Provided material >>
--------------------------------------------------

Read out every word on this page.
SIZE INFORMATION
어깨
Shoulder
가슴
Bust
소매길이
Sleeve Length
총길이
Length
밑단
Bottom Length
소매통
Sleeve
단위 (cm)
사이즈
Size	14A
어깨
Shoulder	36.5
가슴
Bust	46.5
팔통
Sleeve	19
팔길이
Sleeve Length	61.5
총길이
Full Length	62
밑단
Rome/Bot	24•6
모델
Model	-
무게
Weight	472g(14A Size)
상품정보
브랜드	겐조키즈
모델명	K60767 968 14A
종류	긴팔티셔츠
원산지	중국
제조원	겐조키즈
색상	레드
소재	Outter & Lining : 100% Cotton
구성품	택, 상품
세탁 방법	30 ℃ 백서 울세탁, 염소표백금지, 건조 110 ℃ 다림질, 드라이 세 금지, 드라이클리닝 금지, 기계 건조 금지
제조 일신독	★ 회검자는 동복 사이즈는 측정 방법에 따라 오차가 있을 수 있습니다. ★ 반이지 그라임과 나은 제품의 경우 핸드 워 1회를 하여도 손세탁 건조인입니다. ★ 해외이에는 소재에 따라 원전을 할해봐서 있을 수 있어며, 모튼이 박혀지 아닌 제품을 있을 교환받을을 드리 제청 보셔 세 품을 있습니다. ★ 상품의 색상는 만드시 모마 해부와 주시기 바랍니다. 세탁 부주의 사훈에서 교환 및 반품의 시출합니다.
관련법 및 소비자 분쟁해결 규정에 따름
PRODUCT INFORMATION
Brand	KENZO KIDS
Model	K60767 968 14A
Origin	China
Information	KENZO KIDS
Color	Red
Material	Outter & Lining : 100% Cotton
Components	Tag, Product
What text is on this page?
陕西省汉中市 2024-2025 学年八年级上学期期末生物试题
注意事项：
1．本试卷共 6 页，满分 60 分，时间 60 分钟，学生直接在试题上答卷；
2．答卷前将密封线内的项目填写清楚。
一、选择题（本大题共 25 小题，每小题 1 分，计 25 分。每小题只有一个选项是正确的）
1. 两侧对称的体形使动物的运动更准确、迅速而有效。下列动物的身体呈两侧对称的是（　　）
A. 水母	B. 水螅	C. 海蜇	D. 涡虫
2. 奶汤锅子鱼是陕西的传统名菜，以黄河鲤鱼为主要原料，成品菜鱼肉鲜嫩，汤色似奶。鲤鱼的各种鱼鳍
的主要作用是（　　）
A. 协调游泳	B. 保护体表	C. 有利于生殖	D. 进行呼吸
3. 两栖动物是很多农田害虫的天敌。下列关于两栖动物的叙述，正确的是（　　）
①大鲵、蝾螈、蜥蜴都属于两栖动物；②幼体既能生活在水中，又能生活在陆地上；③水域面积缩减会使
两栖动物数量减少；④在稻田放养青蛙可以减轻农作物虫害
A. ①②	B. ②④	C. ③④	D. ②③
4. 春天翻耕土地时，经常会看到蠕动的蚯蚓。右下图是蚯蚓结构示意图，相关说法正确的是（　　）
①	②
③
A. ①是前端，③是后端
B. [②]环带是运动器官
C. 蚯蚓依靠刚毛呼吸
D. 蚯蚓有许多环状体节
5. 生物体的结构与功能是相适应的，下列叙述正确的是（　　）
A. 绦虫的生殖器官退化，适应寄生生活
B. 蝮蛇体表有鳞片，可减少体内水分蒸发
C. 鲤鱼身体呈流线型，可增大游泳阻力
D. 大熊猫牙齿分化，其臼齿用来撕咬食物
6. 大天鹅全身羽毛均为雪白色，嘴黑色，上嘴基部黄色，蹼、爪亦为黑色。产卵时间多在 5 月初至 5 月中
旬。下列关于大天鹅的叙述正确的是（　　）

--------------------------------------------------

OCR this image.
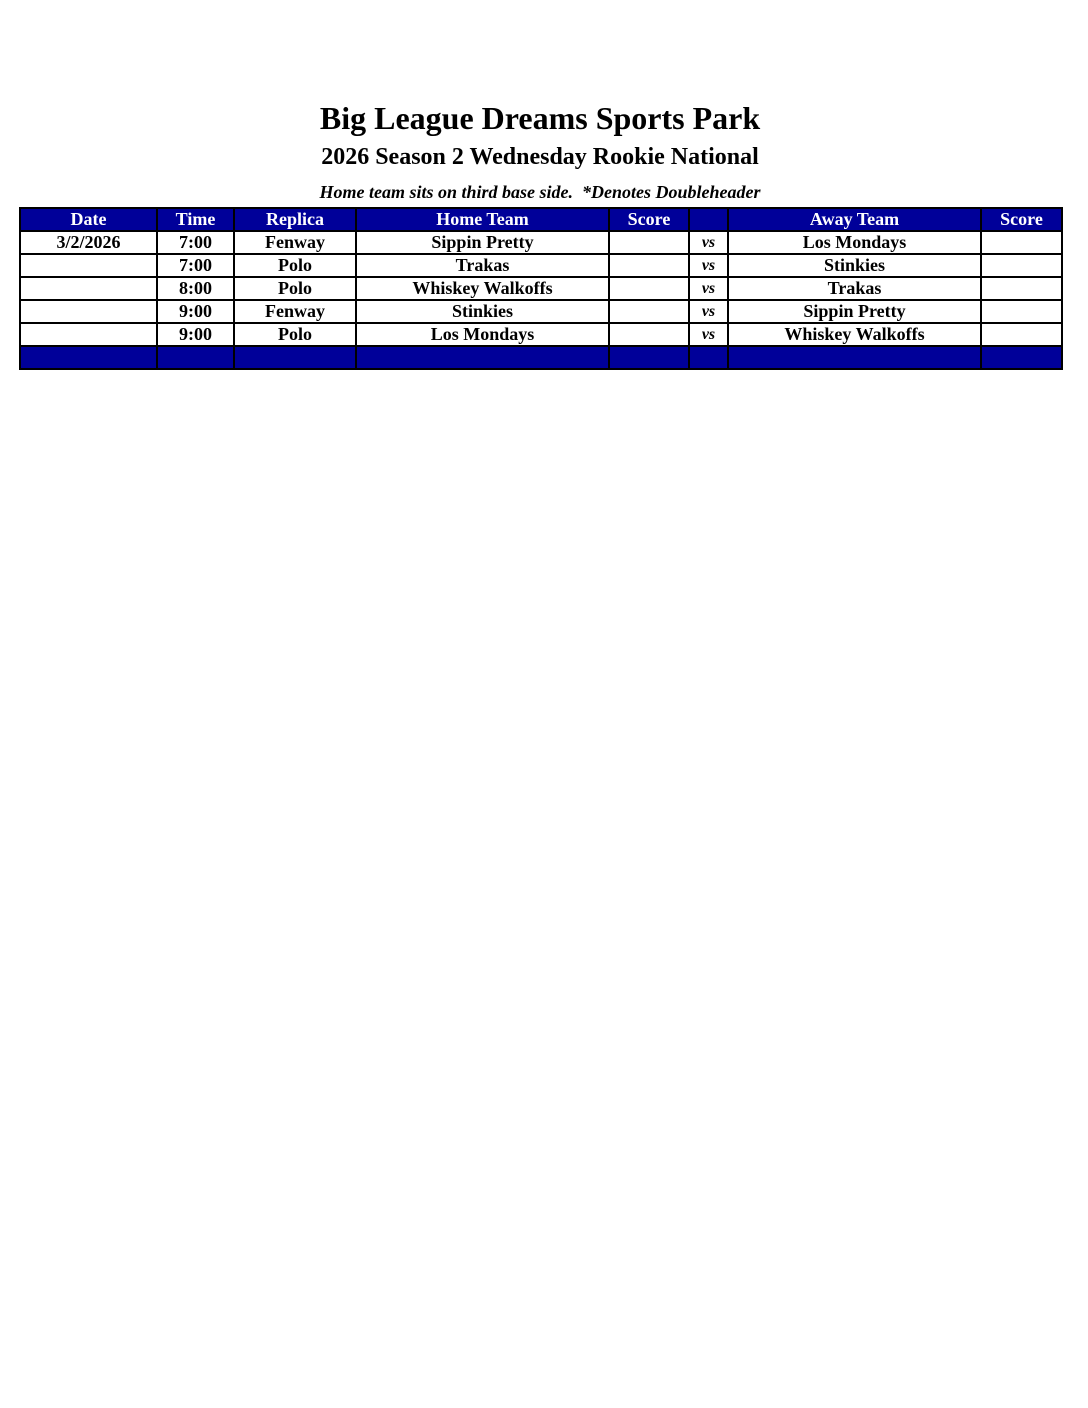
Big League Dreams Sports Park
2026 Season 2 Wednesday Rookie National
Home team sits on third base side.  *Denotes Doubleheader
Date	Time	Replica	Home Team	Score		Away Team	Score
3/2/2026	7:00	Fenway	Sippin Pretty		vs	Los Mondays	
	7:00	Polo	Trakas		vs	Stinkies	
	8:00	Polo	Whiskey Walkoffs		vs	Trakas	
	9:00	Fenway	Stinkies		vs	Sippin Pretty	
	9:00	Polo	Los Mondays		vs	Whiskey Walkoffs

--------------------------------------------------

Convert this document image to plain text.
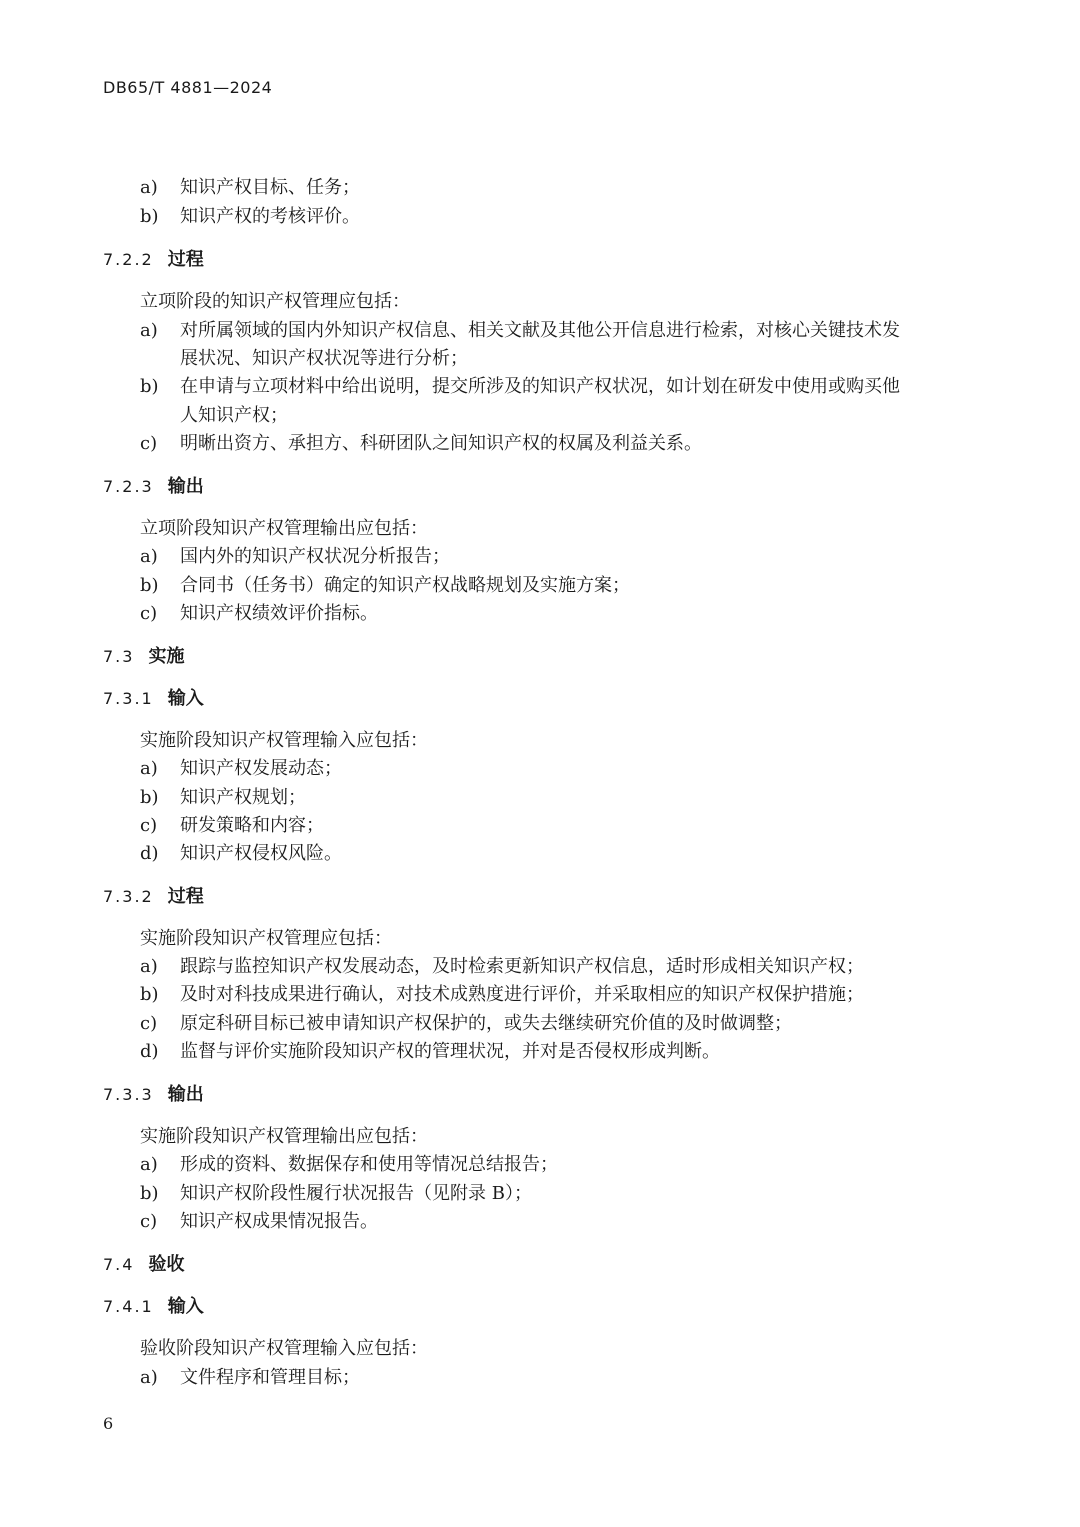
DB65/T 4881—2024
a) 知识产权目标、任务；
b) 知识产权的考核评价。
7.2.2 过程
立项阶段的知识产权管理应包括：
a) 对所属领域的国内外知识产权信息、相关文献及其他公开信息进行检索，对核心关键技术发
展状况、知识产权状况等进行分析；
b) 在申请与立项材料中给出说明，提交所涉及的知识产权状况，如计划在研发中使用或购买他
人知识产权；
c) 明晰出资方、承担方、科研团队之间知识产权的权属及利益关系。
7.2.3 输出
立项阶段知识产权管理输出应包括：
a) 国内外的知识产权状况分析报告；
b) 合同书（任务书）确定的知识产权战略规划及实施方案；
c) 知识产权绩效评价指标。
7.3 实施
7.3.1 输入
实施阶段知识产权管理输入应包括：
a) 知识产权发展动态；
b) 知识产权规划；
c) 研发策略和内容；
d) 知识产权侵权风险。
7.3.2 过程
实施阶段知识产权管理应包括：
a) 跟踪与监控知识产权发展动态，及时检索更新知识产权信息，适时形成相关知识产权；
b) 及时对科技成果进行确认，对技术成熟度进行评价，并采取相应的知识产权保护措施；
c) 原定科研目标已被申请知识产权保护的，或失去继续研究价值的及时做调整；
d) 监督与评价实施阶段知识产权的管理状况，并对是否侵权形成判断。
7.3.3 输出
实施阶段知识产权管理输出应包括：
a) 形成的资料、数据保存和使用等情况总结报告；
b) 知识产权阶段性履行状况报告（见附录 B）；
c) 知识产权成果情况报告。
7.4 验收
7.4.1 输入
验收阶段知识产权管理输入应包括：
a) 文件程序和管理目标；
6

--------------------------------------------------

What you are asked to do >>
Pick out every line with the string "Pretty" and copy it.

Solution for this task >>
3/2/2026	7:00	Fenway	Sippin Pretty		vs	Los Mondays	
	9:00	Fenway	Stinkies		vs	Sippin Pretty	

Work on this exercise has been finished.